## Records provided

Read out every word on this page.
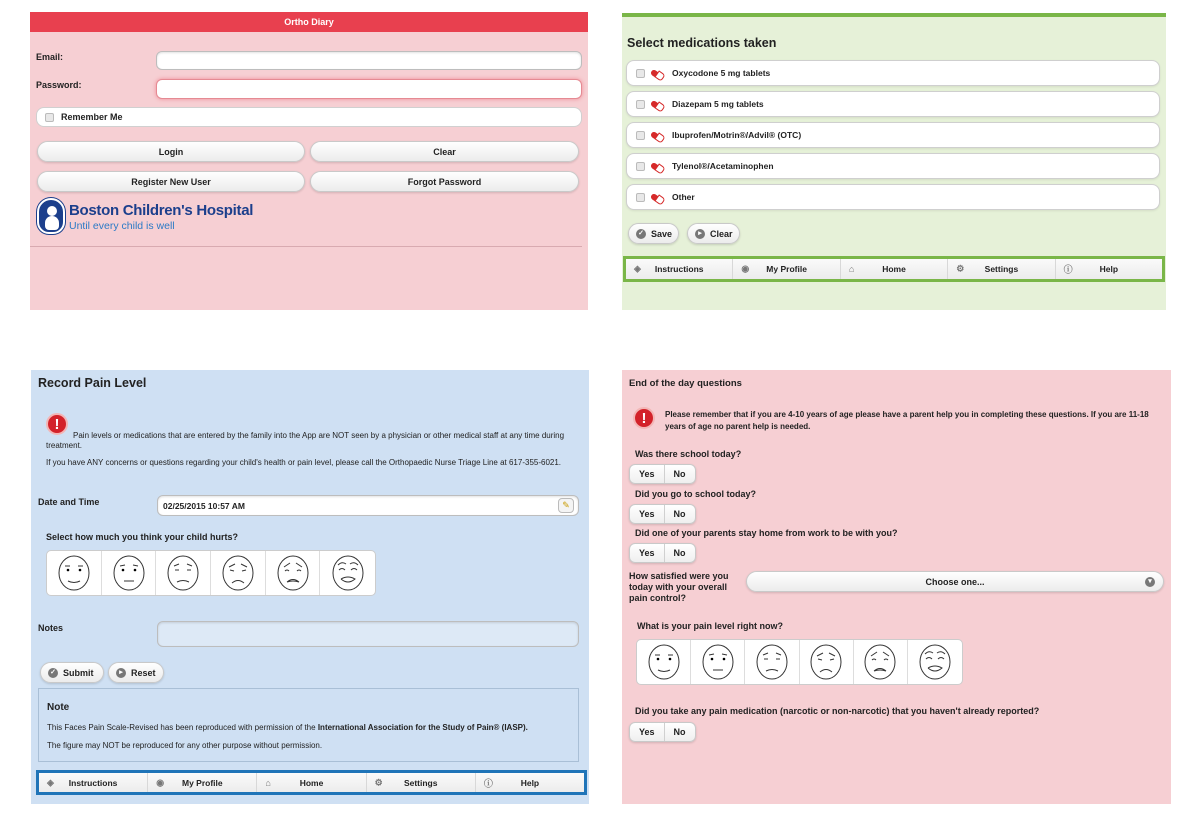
Ortho Diary
Email:
Password:
Remember Me
Login	Clear
Register New User	Forgot Password
Boston Children's Hospital
Until every child is well
Select medications taken
Oxycodone 5 mg tablets
Diazepam 5 mg tablets
Ibuprofen/Motrin®/Advil® (OTC)
Tylenol®/Acetaminophen
Other
✓ Save	▸ Clear
◈ Instructions	◉ My Profile	⌂	Home	⚙ Settings	ⓘ	Help
Record Pain Level
!
Pain levels or medications that are entered by the family into the App are NOT seen by a physician or other medical staff at any time during treatment.
If you have ANY concerns or questions regarding your child's health or pain level, please call the Orthopaedic Nurse Triage Line at 617-355-6021.
Date and Time	02/25/2015 10:57 AM	✎
Select how much you think your child hurts?
Notes
✓ Submit	▸ Reset
Note
This Faces Pain Scale-Revised has been reproduced with permission of the International Association for the Study of Pain® (IASP).
The figure may NOT be reproduced for any other purpose without permission.
◈ Instructions	◉ My Profile	⌂	Home	⚙	Settings	ⓘ	Help
End of the day questions
!	Please remember that if you are 4-10 years of age please have a parent help you in completing these questions. If you are 11-18 years of age no parent help is needed.
Was there school today?
Yes	No
Did you go to school today?
Yes	No
Did one of your parents stay home from work to be with you?
Yes	No
How satisfied were you today with your overall pain control?
Choose one...	▾
What is your pain level right now?
Did you take any pain medication (narcotic or non-narcotic) that you haven't already reported?
Yes	No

## Directions
Make a list of all lines in the data that contain "school".

## Completed exercise
Was there school today?
Did you go to school today?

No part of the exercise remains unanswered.